Stored dataset items
## BEGIN

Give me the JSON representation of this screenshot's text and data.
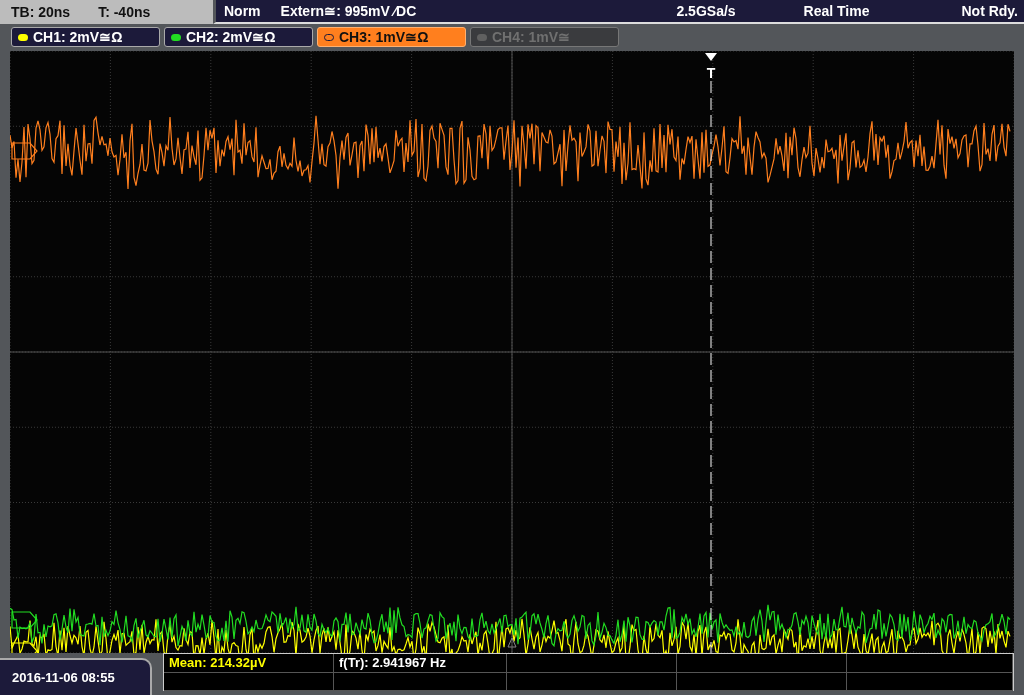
{
  "status_bar": {
    "timebase": "TB: 20ns",
    "trigger_time": "T: -40ns",
    "mode": "Norm",
    "trigger_source": "Extern≅: 995mV ⁄DC",
    "sample_rate": "2.5GSa/s",
    "acquisition": "Real Time",
    "state": "Not Rdy."
  },
  "channels": [
    {
      "label": "CH1: 2mV≅Ω",
      "color": "#ffff00",
      "selected": false,
      "enabled": true
    },
    {
      "label": "CH2: 2mV≅Ω",
      "color": "#22dd22",
      "selected": false,
      "enabled": true
    },
    {
      "label": "CH3: 1mV≅Ω",
      "color": "#ff7f1e",
      "selected": true,
      "enabled": true
    },
    {
      "label": "CH4: 1mV≅",
      "color": "#606060",
      "selected": false,
      "enabled": false
    }
  ],
  "trigger_marker": "T",
  "date_time": "2016-11-06 08:55",
  "measurements": [
    {
      "text": "Mean: 214.32µV",
      "kind": "channel"
    },
    {
      "text": "f(Tr): 2.941967 Hz",
      "kind": "plain"
    }
  ]
}
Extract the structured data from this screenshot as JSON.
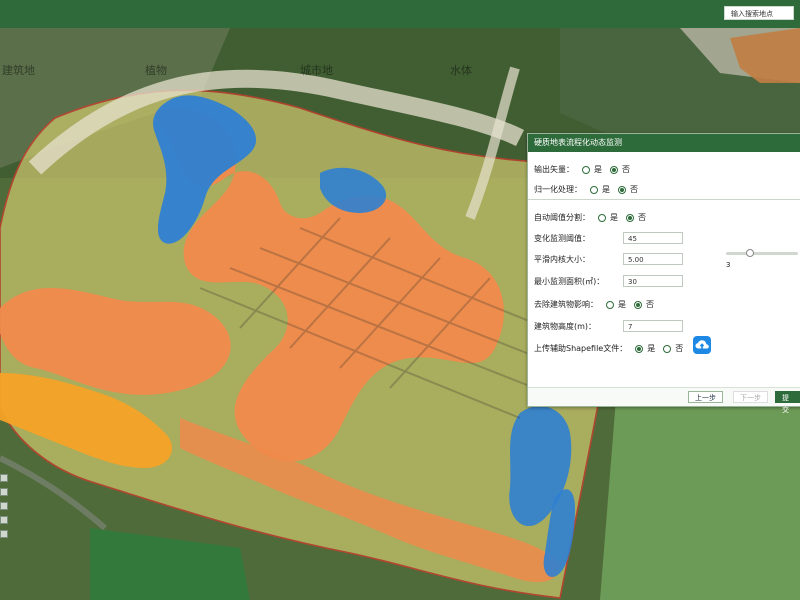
{
  "search": {
    "placeholder": "输入搜索地点"
  },
  "map": {
    "layers": [
      "建筑地",
      "植物",
      "城市地",
      "水体"
    ]
  },
  "panel": {
    "title": "硬质地表流程化动态监测",
    "fields": {
      "output_vector": {
        "label": "输出矢量：",
        "options": [
          "是",
          "否"
        ],
        "selected": "否"
      },
      "normalize": {
        "label": "归一化处理：",
        "options": [
          "是",
          "否"
        ],
        "selected": "否"
      },
      "auto_threshold": {
        "label": "自动阈值分割：",
        "options": [
          "是",
          "否"
        ],
        "selected": "否"
      },
      "change_threshold": {
        "label": "变化监测阈值：",
        "value": "45"
      },
      "smooth_kernel": {
        "label": "平滑内核大小：",
        "value": "5.00"
      },
      "min_area": {
        "label": "最小监测面积(㎡)：",
        "value": "30"
      },
      "remove_building": {
        "label": "去除建筑物影响：",
        "options": [
          "是",
          "否"
        ],
        "selected": "否"
      },
      "building_height": {
        "label": "建筑物高度(m)：",
        "value": "7"
      },
      "upload_shapefile": {
        "label": "上传辅助Shapefile文件：",
        "options": [
          "是",
          "否"
        ],
        "selected": "是"
      }
    },
    "slider": {
      "value_label": "3"
    },
    "buttons": {
      "prev": "上一步",
      "next": "下一步",
      "submit": "提交"
    }
  },
  "colors": {
    "header_green": "#2e6b3a",
    "map_green": "#3e5a2e",
    "orange": "#f08a4b",
    "blue": "#2f7fd2",
    "outline_red": "#d23a2d"
  }
}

## END

All preceding records should be duplicated verbatim, images excepted.

| REPLY TO THE EXERCISE |
Give me the JSON representation of this screenshot's text and data.
{
  "status_bar": {
    "timebase": "TB: 20ns",
    "trigger_time": "T: -40ns",
    "mode": "Norm",
    "trigger_source": "Extern≅: 995mV ⁄DC",
    "sample_rate": "2.5GSa/s",
    "acquisition": "Real Time",
    "state": "Not Rdy."
  },
  "channels": [
    {
      "label": "CH1: 2mV≅Ω",
      "color": "#ffff00",
      "selected": false,
      "enabled": true
    },
    {
      "label": "CH2: 2mV≅Ω",
      "color": "#22dd22",
      "selected": false,
      "enabled": true
    },
    {
      "label": "CH3: 1mV≅Ω",
      "color": "#ff7f1e",
      "selected": true,
      "enabled": true
    },
    {
      "label": "CH4: 1mV≅",
      "color": "#606060",
      "selected": false,
      "enabled": false
    }
  ],
  "trigger_marker": "T",
  "date_time": "2016-11-06 08:55",
  "measurements": [
    {
      "text": "Mean: 214.32µV",
      "kind": "channel"
    },
    {
      "text": "f(Tr): 2.941967 Hz",
      "kind": "plain"
    }
  ]
}
Extract the structured data from this screenshot as JSON.
{
  "search": {
    "placeholder": "输入搜索地点"
  },
  "map": {
    "layers": [
      "建筑地",
      "植物",
      "城市地",
      "水体"
    ]
  },
  "panel": {
    "title": "硬质地表流程化动态监测",
    "fields": {
      "output_vector": {
        "label": "输出矢量：",
        "options": [
          "是",
          "否"
        ],
        "selected": "否"
      },
      "normalize": {
        "label": "归一化处理：",
        "options": [
          "是",
          "否"
        ],
        "selected": "否"
      },
      "auto_threshold": {
        "label": "自动阈值分割：",
        "options": [
          "是",
          "否"
        ],
        "selected": "否"
      },
      "change_threshold": {
        "label": "变化监测阈值：",
        "value": "45"
      },
      "smooth_kernel": {
        "label": "平滑内核大小：",
        "value": "5.00"
      },
      "min_area": {
        "label": "最小监测面积(㎡)：",
        "value": "30"
      },
      "remove_building": {
        "label": "去除建筑物影响：",
        "options": [
          "是",
          "否"
        ],
        "selected": "否"
      },
      "building_height": {
        "label": "建筑物高度(m)：",
        "value": "7"
      },
      "upload_shapefile": {
        "label": "上传辅助Shapefile文件：",
        "options": [
          "是",
          "否"
        ],
        "selected": "是"
      }
    },
    "slider": {
      "value_label": "3"
    },
    "buttons": {
      "prev": "上一步",
      "next": "下一步",
      "submit": "提交"
    }
  },
  "colors": {
    "header_green": "#2e6b3a",
    "map_green": "#3e5a2e",
    "orange": "#f08a4b",
    "blue": "#2f7fd2",
    "outline_red": "#d23a2d"
  }
}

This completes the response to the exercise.